Task brief
In the following material, identify every line holding the string "close" and return it.

Data excerpts
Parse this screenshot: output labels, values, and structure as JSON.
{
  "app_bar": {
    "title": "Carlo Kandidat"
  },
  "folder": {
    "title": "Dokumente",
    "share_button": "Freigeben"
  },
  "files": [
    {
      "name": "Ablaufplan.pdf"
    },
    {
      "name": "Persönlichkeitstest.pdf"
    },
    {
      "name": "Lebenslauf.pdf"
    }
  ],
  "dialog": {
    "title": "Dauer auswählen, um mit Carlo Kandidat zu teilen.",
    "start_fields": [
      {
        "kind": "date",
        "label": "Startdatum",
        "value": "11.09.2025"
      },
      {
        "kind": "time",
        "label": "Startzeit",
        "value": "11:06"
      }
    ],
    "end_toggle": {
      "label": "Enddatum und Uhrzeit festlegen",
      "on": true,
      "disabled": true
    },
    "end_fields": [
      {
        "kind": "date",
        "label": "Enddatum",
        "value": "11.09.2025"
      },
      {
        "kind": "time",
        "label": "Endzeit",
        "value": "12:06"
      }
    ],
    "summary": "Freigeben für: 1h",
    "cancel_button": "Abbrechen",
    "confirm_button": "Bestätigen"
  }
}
==
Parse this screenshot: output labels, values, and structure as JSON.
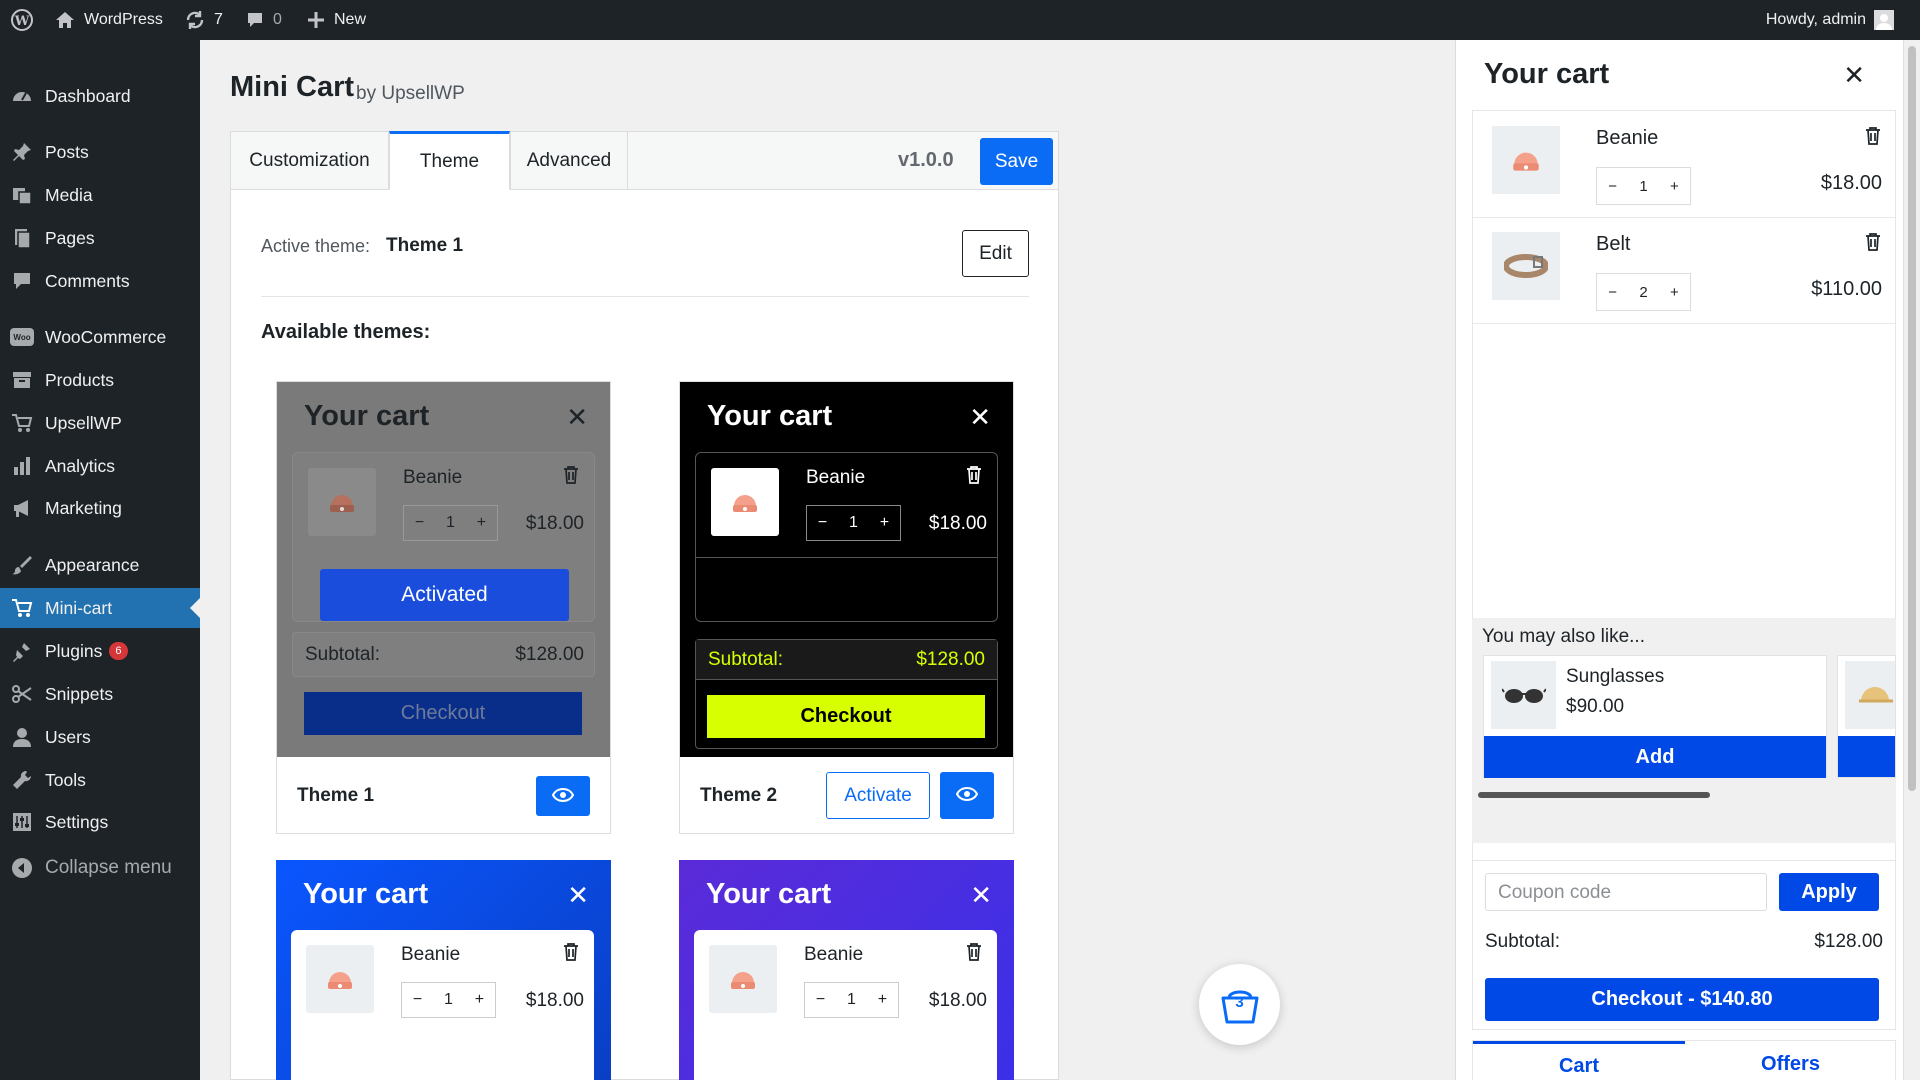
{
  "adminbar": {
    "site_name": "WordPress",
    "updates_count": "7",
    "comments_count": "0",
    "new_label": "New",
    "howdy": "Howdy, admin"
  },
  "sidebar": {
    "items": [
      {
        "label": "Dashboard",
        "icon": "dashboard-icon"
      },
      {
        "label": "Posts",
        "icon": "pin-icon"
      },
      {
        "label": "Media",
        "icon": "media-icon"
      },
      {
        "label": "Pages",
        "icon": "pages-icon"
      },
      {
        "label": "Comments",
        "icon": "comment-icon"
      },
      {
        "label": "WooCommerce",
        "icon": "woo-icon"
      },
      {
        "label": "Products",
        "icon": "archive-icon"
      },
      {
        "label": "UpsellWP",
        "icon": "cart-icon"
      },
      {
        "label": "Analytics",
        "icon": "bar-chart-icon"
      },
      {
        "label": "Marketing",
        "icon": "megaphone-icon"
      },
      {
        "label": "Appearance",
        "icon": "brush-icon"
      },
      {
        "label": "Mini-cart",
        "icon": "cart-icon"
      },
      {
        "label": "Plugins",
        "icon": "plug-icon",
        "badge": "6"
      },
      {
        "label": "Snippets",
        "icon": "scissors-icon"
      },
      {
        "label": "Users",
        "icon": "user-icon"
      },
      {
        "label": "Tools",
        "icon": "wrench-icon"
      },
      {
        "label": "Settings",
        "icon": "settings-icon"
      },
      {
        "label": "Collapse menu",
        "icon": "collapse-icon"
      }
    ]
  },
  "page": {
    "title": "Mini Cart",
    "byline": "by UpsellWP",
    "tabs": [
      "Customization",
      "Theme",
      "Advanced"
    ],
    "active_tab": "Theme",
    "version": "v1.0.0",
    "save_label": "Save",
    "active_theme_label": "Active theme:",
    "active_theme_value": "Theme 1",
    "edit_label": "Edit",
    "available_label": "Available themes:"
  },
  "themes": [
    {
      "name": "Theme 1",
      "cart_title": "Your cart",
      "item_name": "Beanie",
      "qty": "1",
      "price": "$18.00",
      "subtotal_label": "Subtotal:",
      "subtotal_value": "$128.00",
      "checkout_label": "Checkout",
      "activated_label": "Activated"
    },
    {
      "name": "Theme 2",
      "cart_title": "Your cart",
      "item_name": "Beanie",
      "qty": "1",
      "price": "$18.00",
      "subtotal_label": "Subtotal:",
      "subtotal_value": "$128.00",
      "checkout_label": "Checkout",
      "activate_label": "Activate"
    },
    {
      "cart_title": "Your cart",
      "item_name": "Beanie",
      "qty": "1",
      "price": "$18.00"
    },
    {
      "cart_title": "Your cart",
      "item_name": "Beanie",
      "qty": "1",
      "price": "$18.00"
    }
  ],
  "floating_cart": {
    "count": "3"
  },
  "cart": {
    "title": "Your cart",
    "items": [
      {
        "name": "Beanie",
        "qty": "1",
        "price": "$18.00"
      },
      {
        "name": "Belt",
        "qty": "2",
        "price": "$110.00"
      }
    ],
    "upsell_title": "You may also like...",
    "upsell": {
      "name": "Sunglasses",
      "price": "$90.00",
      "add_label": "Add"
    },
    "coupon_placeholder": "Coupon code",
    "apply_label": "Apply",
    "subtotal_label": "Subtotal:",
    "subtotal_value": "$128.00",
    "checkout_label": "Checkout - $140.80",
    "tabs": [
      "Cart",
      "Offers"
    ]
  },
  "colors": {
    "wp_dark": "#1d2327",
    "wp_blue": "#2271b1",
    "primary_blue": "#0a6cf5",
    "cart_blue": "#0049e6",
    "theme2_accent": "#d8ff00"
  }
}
--
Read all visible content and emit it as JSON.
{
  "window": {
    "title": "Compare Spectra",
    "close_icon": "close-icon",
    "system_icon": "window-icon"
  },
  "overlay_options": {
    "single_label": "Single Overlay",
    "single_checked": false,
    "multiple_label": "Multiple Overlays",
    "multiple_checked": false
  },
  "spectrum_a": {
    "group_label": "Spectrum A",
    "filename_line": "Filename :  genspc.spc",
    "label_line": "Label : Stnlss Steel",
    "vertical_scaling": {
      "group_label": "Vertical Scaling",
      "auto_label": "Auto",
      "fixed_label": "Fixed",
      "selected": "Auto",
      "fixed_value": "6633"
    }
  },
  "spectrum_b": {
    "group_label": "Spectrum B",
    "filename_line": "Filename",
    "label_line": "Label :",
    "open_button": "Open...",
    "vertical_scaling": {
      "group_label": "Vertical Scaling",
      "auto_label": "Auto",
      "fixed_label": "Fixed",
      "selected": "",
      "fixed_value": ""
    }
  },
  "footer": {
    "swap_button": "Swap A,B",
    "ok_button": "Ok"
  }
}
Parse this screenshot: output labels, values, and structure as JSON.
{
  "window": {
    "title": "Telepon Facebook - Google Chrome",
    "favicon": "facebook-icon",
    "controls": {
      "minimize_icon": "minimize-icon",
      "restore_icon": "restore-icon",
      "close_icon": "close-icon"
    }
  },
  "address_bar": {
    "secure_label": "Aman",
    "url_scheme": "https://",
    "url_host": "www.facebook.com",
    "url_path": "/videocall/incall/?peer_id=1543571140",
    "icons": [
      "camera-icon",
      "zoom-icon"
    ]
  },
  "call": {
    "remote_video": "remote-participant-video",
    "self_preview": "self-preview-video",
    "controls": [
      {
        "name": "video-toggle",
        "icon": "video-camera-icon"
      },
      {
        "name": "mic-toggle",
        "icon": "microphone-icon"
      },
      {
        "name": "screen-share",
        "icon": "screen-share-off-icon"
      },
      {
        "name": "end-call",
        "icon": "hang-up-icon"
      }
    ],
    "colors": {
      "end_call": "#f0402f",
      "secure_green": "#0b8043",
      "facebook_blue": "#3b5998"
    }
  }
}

Task answer
    "close_icon": "close-icon",
      "close_icon": "close-icon"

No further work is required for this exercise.